- [Exercise goal]:
In the listing below, find every line with the string "this" and pull it out.

- [Exercise materials]:
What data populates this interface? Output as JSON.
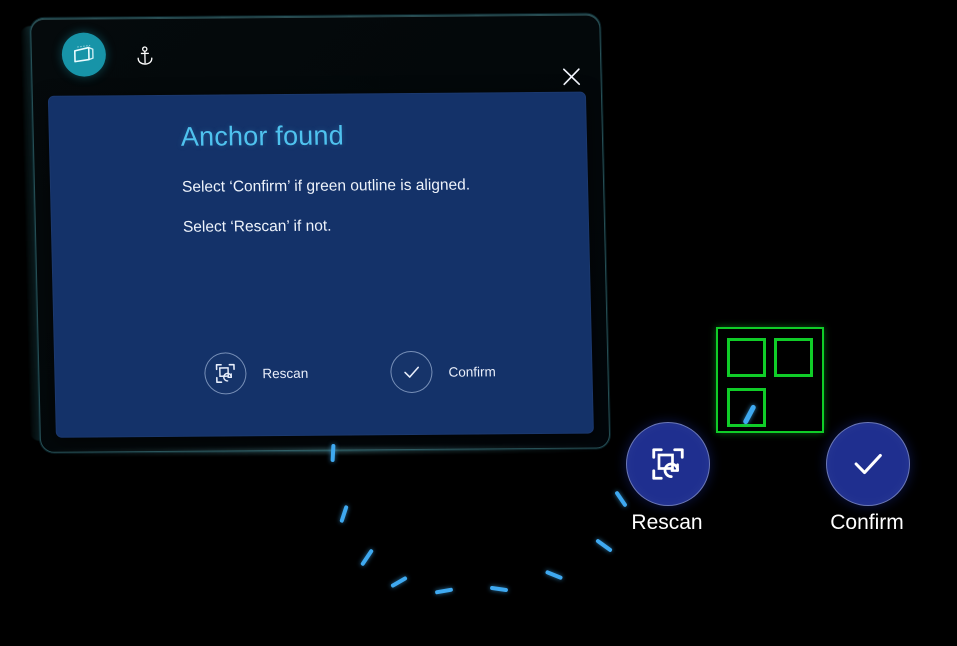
{
  "app": {
    "badge_icon": "slate-window-icon",
    "anchor_icon": "anchor-icon",
    "close_icon": "close-icon",
    "accent_teal": "#1794a8",
    "panel_blue": "#143269",
    "button_blue": "#1f2f8f",
    "marker_green": "#10cc28",
    "title_cyan": "#4fc2ee",
    "dash_blue": "#3fa9f0"
  },
  "dialog": {
    "title": "Anchor found",
    "line1": "Select ‘Confirm’ if green outline is aligned.",
    "line2": "Select ‘Rescan’ if not.",
    "buttons": [
      {
        "label": "Rescan",
        "icon": "rescan-icon"
      },
      {
        "label": "Confirm",
        "icon": "check-icon"
      }
    ]
  },
  "far_buttons": [
    {
      "label": "Rescan",
      "icon": "rescan-icon"
    },
    {
      "label": "Confirm",
      "icon": "check-icon"
    }
  ],
  "marker": {
    "name": "anchor-marker-outline",
    "corner_squares": 3
  }
}
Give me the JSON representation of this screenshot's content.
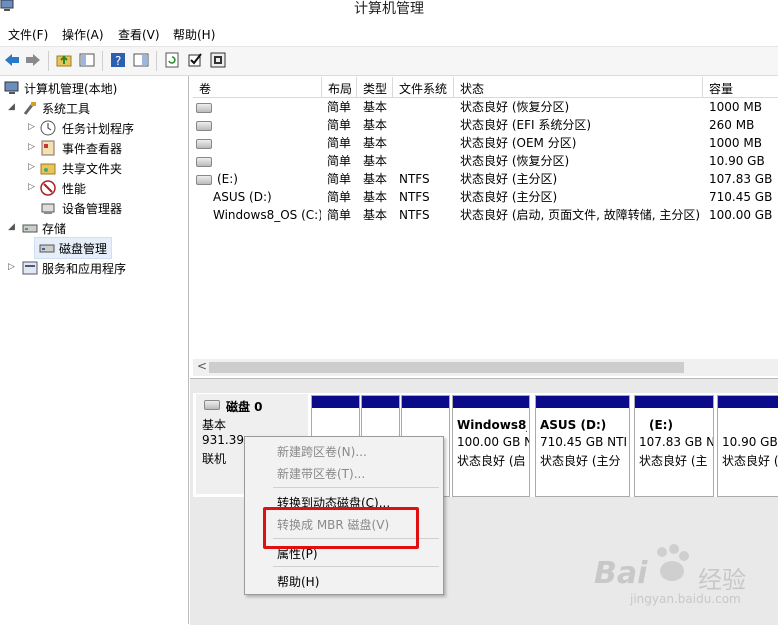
{
  "window": {
    "title": "计算机管理"
  },
  "menu": [
    "文件(F)",
    "操作(A)",
    "查看(V)",
    "帮助(H)"
  ],
  "tree": {
    "root": "计算机管理(本地)",
    "system_tools": "系统工具",
    "task_scheduler": "任务计划程序",
    "event_viewer": "事件查看器",
    "shared_folders": "共享文件夹",
    "performance": "性能",
    "device_manager": "设备管理器",
    "storage": "存储",
    "disk_management": "磁盘管理",
    "services_apps": "服务和应用程序"
  },
  "table": {
    "headers": [
      "卷",
      "布局",
      "类型",
      "文件系统",
      "状态",
      "容量"
    ],
    "rows": [
      [
        "",
        "简单",
        "基本",
        "",
        "状态良好 (恢复分区)",
        "1000 MB"
      ],
      [
        "",
        "简单",
        "基本",
        "",
        "状态良好 (EFI 系统分区)",
        "260 MB"
      ],
      [
        "",
        "简单",
        "基本",
        "",
        "状态良好 (OEM 分区)",
        "1000 MB"
      ],
      [
        "",
        "简单",
        "基本",
        "",
        "状态良好 (恢复分区)",
        "10.90 GB"
      ],
      [
        "(E:)",
        "简单",
        "基本",
        "NTFS",
        "状态良好 (主分区)",
        "107.83 GB"
      ],
      [
        "ASUS (D:)",
        "简单",
        "基本",
        "NTFS",
        "状态良好 (主分区)",
        "710.45 GB"
      ],
      [
        "Windows8_OS (C:)",
        "简单",
        "基本",
        "NTFS",
        "状态良好 (启动, 页面文件, 故障转储, 主分区)",
        "100.00 GB"
      ]
    ]
  },
  "disk": {
    "name": "磁盘 0",
    "type": "基本",
    "size": "931.39",
    "status": "联机",
    "partitions": [
      {
        "name": "Windows8_",
        "size": "100.00 GB N",
        "status": "状态良好 (启"
      },
      {
        "name": "ASUS  (D:)",
        "size": "710.45 GB NTI",
        "status": "状态良好 (主分"
      },
      {
        "name": "(E:)",
        "size": "107.83 GB N",
        "status": "状态良好 (主"
      },
      {
        "name": "",
        "size": "10.90 GB",
        "status": "状态良好 ("
      }
    ]
  },
  "context_menu": {
    "new_spanned": "新建跨区卷(N)...",
    "new_striped": "新建带区卷(T)...",
    "to_dynamic": "转换到动态磁盘(C)...",
    "to_mbr": "转换成 MBR 磁盘(V)",
    "properties": "属性(P)",
    "help": "帮助(H)"
  },
  "watermark": {
    "brand": "Bai",
    "brand2": "经验",
    "url": "jingyan.baidu.com"
  },
  "colors": {
    "partition_header": "#0b0b8a",
    "highlight": "#e01010",
    "selected": "#e5eef9"
  }
}
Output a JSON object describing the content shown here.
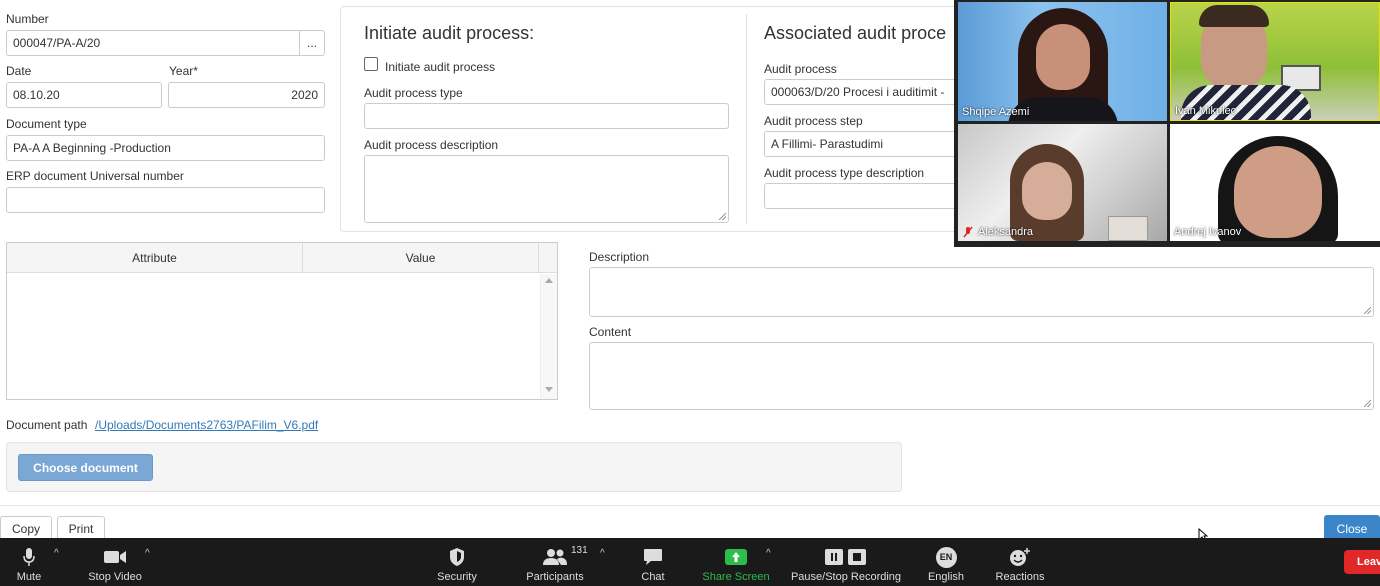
{
  "form": {
    "number_label": "Number",
    "number_value": "000047/PA-A/20",
    "number_button": "...",
    "date_label": "Date",
    "date_value": "08.10.20",
    "year_label": "Year*",
    "year_value": "2020",
    "doc_type_label": "Document type",
    "doc_type_value": "PA-A A Beginning -Production",
    "erp_label": "ERP document Universal number",
    "erp_value": ""
  },
  "initiate": {
    "heading": "Initiate audit process:",
    "checkbox_label": "Initiate audit process",
    "checked": false,
    "type_label": "Audit process type",
    "type_value": "",
    "desc_label": "Audit process description"
  },
  "associated": {
    "heading": "Associated audit proce",
    "process_label": "Audit process",
    "process_value": "000063/D/20 Procesi i auditimit -",
    "step_label": "Audit process step",
    "step_value": "A  Fillimi- Parastudimi",
    "type_desc_label": "Audit process type description",
    "type_desc_value": ""
  },
  "grid": {
    "columns": [
      "Attribute",
      "Value"
    ]
  },
  "right": {
    "description_label": "Description",
    "content_label": "Content"
  },
  "document": {
    "path_label": "Document path",
    "path_link": "/Uploads/Documents2763/PAFilim_V6.pdf",
    "choose_button": "Choose document"
  },
  "footer": {
    "copy": "Copy",
    "print": "Print",
    "close": "Close"
  },
  "video": {
    "participants": [
      "Shqipe Azemi",
      "Ivan Mikulec",
      "Aleksandra",
      "Andrej Ivanov"
    ]
  },
  "zoom": {
    "mute": "Mute",
    "stop_video": "Stop Video",
    "security": "Security",
    "participants": "Participants",
    "participants_count": "131",
    "chat": "Chat",
    "share_screen": "Share Screen",
    "recording": "Pause/Stop Recording",
    "language_badge": "EN",
    "english": "English",
    "reactions": "Reactions",
    "leave": "Leav"
  },
  "colors": {
    "accent": "#337ab7",
    "choose_button": "#7ba7d4",
    "close_button": "#3a86c8",
    "share_green": "#2dbd4a",
    "leave_red": "#e02828",
    "zoom_bar": "#1a1a1a"
  }
}
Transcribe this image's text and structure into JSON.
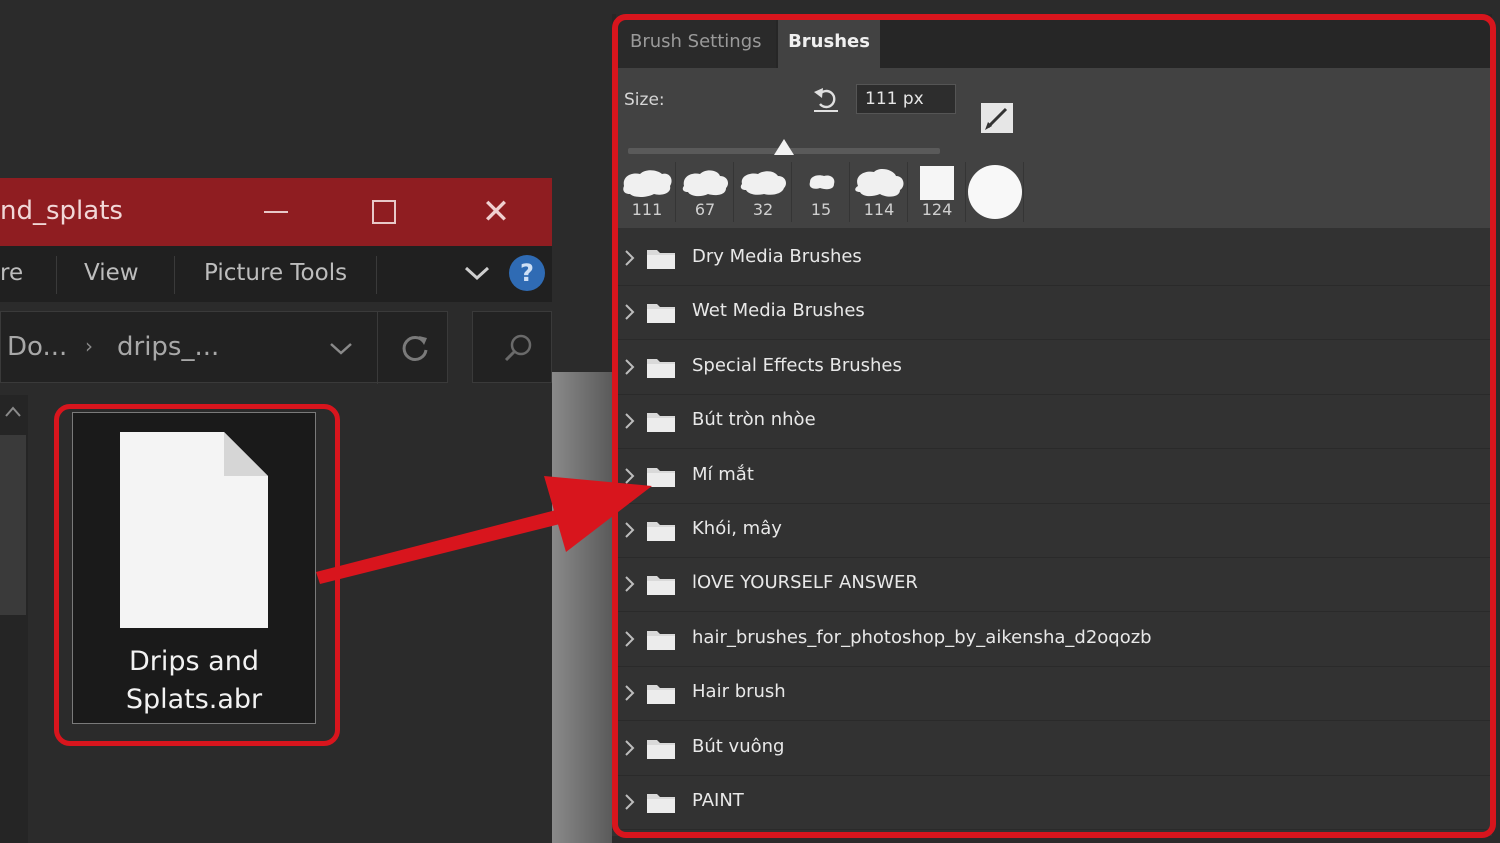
{
  "explorer": {
    "title": "nd_splats",
    "ribbon": {
      "share_label": "re",
      "view_label": "View",
      "picture_tools_label": "Picture Tools"
    },
    "address": {
      "crumb1": "Do...",
      "crumb2": "drips_..."
    },
    "file": {
      "name_line1": "Drips and",
      "name_line2": "Splats.abr"
    }
  },
  "brushes_panel": {
    "tabs": [
      "Brush Settings",
      "Brushes"
    ],
    "active_tab": "Brushes",
    "size_label": "Size:",
    "size_value": "111 px",
    "slider_fraction": 0.5,
    "presets": [
      {
        "size": "111",
        "shape": "splatter-icon"
      },
      {
        "size": "67",
        "shape": "splatter-icon"
      },
      {
        "size": "32",
        "shape": "splatter-icon"
      },
      {
        "size": "15",
        "shape": "splatter-icon"
      },
      {
        "size": "114",
        "shape": "splatter-icon"
      },
      {
        "size": "124",
        "shape": "square-brush-icon"
      },
      {
        "size": "",
        "shape": "round-brush-icon"
      }
    ],
    "folders": [
      "Dry Media Brushes",
      "Wet Media Brushes",
      "Special Effects Brushes",
      "Bút tròn nhòe",
      "Mí mắt",
      "Khói, mây",
      "lOVE YOURSELF ANSWER",
      "hair_brushes_for_photoshop_by_aikensha_d2oqozb",
      "Hair brush",
      "Bút vuông",
      "PAINT"
    ]
  },
  "colors": {
    "highlight": "#d8151d",
    "title_bar": "#8f1d21",
    "help_blue": "#2f6bb4"
  }
}
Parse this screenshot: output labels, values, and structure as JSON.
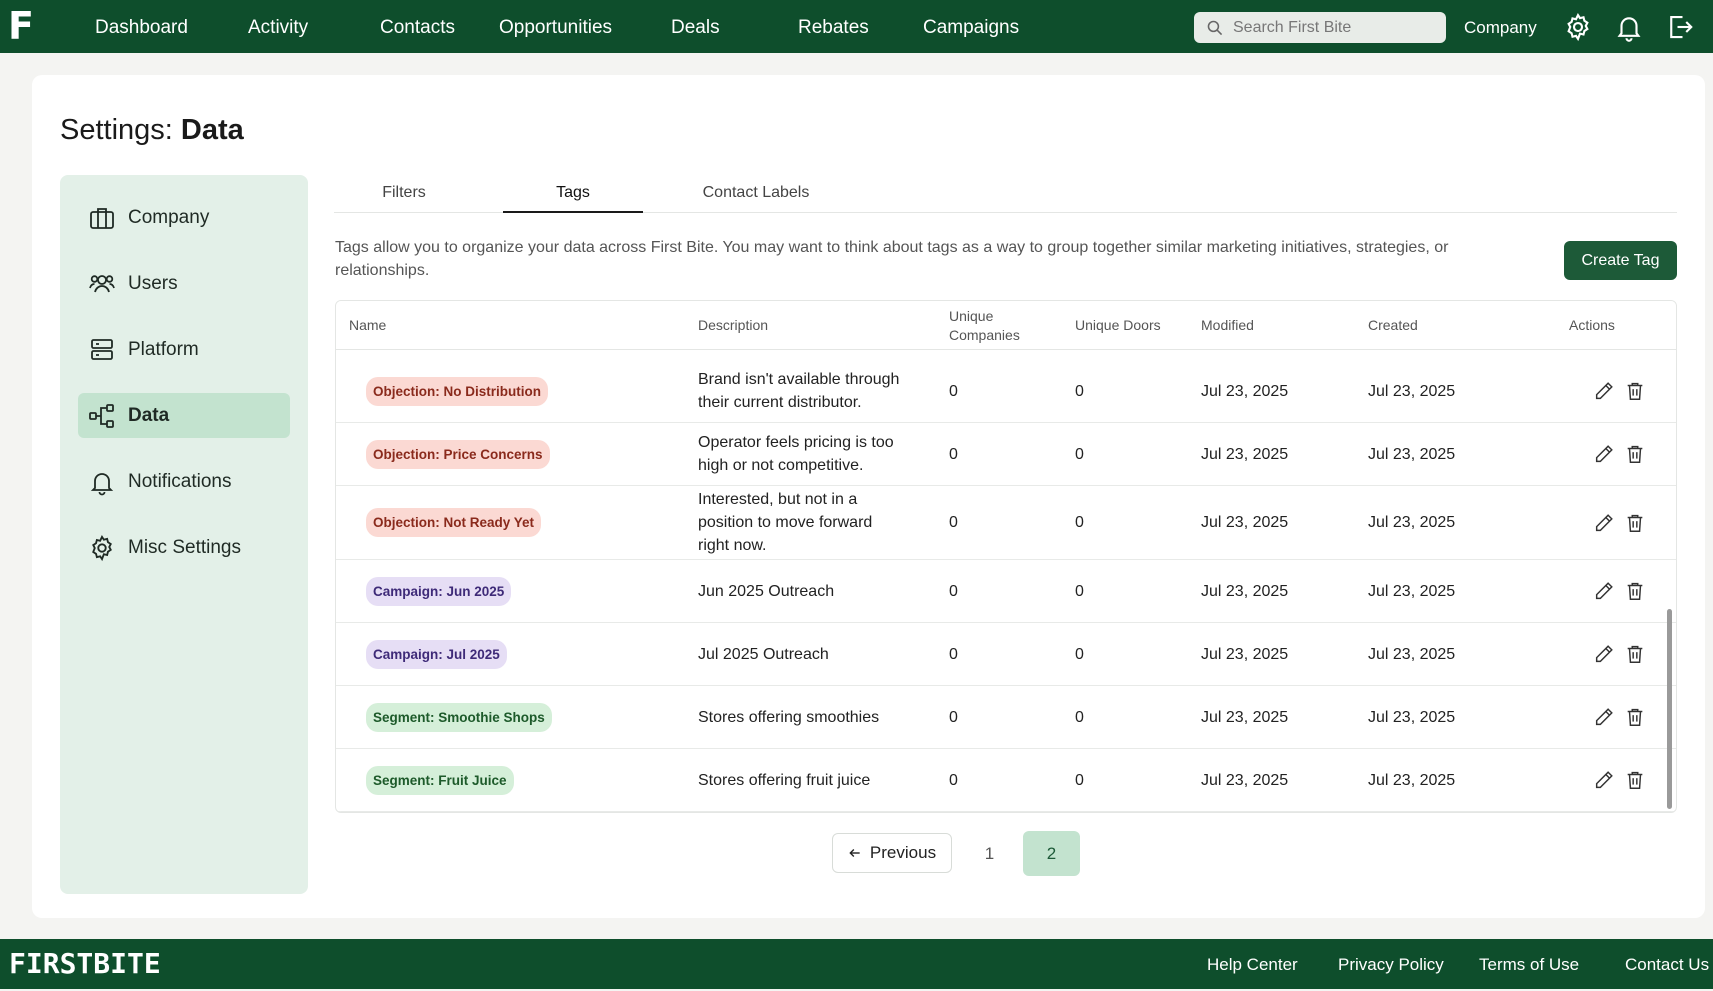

- [Reply]:
What data populates this interface? Output as JSON.
Give me the JSON representation of this screenshot's content.
Transcribe this image's text and structure into JSON.
Parse this screenshot: output labels, values, and structure as JSON.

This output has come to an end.